= EXERCISE OBJECTIVE =
Transcribe the records that follow. Keep every word exactly, and drop the pictures.

-- BEGIN --

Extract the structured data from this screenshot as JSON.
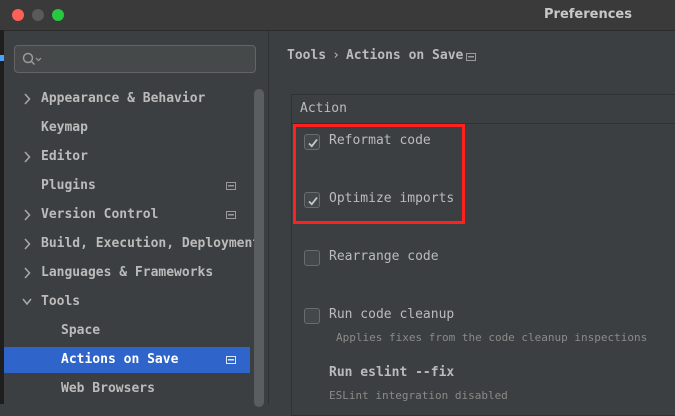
{
  "window": {
    "title": "Preferences"
  },
  "search": {
    "placeholder": ""
  },
  "sidebar": {
    "items": [
      {
        "label": "Appearance & Behavior",
        "has_arrow": true,
        "expanded": false,
        "has_page_icon": false,
        "selected": false,
        "indent": 0
      },
      {
        "label": "Keymap",
        "has_arrow": false,
        "expanded": false,
        "has_page_icon": false,
        "selected": false,
        "indent": 0
      },
      {
        "label": "Editor",
        "has_arrow": true,
        "expanded": false,
        "has_page_icon": false,
        "selected": false,
        "indent": 0
      },
      {
        "label": "Plugins",
        "has_arrow": false,
        "expanded": false,
        "has_page_icon": true,
        "selected": false,
        "indent": 0
      },
      {
        "label": "Version Control",
        "has_arrow": true,
        "expanded": false,
        "has_page_icon": true,
        "selected": false,
        "indent": 0
      },
      {
        "label": "Build, Execution, Deployment",
        "has_arrow": true,
        "expanded": false,
        "has_page_icon": false,
        "selected": false,
        "indent": 0
      },
      {
        "label": "Languages & Frameworks",
        "has_arrow": true,
        "expanded": false,
        "has_page_icon": false,
        "selected": false,
        "indent": 0
      },
      {
        "label": "Tools",
        "has_arrow": true,
        "expanded": true,
        "has_page_icon": false,
        "selected": false,
        "indent": 0
      },
      {
        "label": "Space",
        "has_arrow": false,
        "expanded": false,
        "has_page_icon": false,
        "selected": false,
        "indent": 1
      },
      {
        "label": "Actions on Save",
        "has_arrow": false,
        "expanded": false,
        "has_page_icon": true,
        "selected": true,
        "indent": 1
      },
      {
        "label": "Web Browsers",
        "has_arrow": false,
        "expanded": false,
        "has_page_icon": false,
        "selected": false,
        "indent": 1
      }
    ]
  },
  "breadcrumb": {
    "parent": "Tools",
    "separator": "›",
    "current": "Actions on Save"
  },
  "section": {
    "header": "Action",
    "options": [
      {
        "label": "Reformat code",
        "checked": true
      },
      {
        "label": "Optimize imports",
        "checked": true
      },
      {
        "label": "Rearrange code",
        "checked": false
      },
      {
        "label": "Run code cleanup",
        "checked": false,
        "hint": "Applies fixes from the code cleanup inspections"
      }
    ],
    "eslint": {
      "label": "Run eslint --fix",
      "hint": "ESLint integration disabled"
    }
  },
  "colors": {
    "selection": "#2f65ca",
    "highlight_box": "#ff2020",
    "background": "#3c3f41"
  }
}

-- END --

= SOLUTION TO THIS EXERCISE =
Extract the structured data from this screenshot as JSON.
{
  "window": {
    "title": "Preferences"
  },
  "search": {
    "placeholder": ""
  },
  "sidebar": {
    "items": [
      {
        "label": "Appearance & Behavior",
        "has_arrow": true,
        "expanded": false,
        "has_page_icon": false,
        "selected": false,
        "indent": 0
      },
      {
        "label": "Keymap",
        "has_arrow": false,
        "expanded": false,
        "has_page_icon": false,
        "selected": false,
        "indent": 0
      },
      {
        "label": "Editor",
        "has_arrow": true,
        "expanded": false,
        "has_page_icon": false,
        "selected": false,
        "indent": 0
      },
      {
        "label": "Plugins",
        "has_arrow": false,
        "expanded": false,
        "has_page_icon": true,
        "selected": false,
        "indent": 0
      },
      {
        "label": "Version Control",
        "has_arrow": true,
        "expanded": false,
        "has_page_icon": true,
        "selected": false,
        "indent": 0
      },
      {
        "label": "Build, Execution, Deployment",
        "has_arrow": true,
        "expanded": false,
        "has_page_icon": false,
        "selected": false,
        "indent": 0
      },
      {
        "label": "Languages & Frameworks",
        "has_arrow": true,
        "expanded": false,
        "has_page_icon": false,
        "selected": false,
        "indent": 0
      },
      {
        "label": "Tools",
        "has_arrow": true,
        "expanded": true,
        "has_page_icon": false,
        "selected": false,
        "indent": 0
      },
      {
        "label": "Space",
        "has_arrow": false,
        "expanded": false,
        "has_page_icon": false,
        "selected": false,
        "indent": 1
      },
      {
        "label": "Actions on Save",
        "has_arrow": false,
        "expanded": false,
        "has_page_icon": true,
        "selected": true,
        "indent": 1
      },
      {
        "label": "Web Browsers",
        "has_arrow": false,
        "expanded": false,
        "has_page_icon": false,
        "selected": false,
        "indent": 1
      }
    ]
  },
  "breadcrumb": {
    "parent": "Tools",
    "separator": "›",
    "current": "Actions on Save"
  },
  "section": {
    "header": "Action",
    "options": [
      {
        "label": "Reformat code",
        "checked": true
      },
      {
        "label": "Optimize imports",
        "checked": true
      },
      {
        "label": "Rearrange code",
        "checked": false
      },
      {
        "label": "Run code cleanup",
        "checked": false,
        "hint": "Applies fixes from the code cleanup inspections"
      }
    ],
    "eslint": {
      "label": "Run eslint --fix",
      "hint": "ESLint integration disabled"
    }
  },
  "colors": {
    "selection": "#2f65ca",
    "highlight_box": "#ff2020",
    "background": "#3c3f41"
  }
}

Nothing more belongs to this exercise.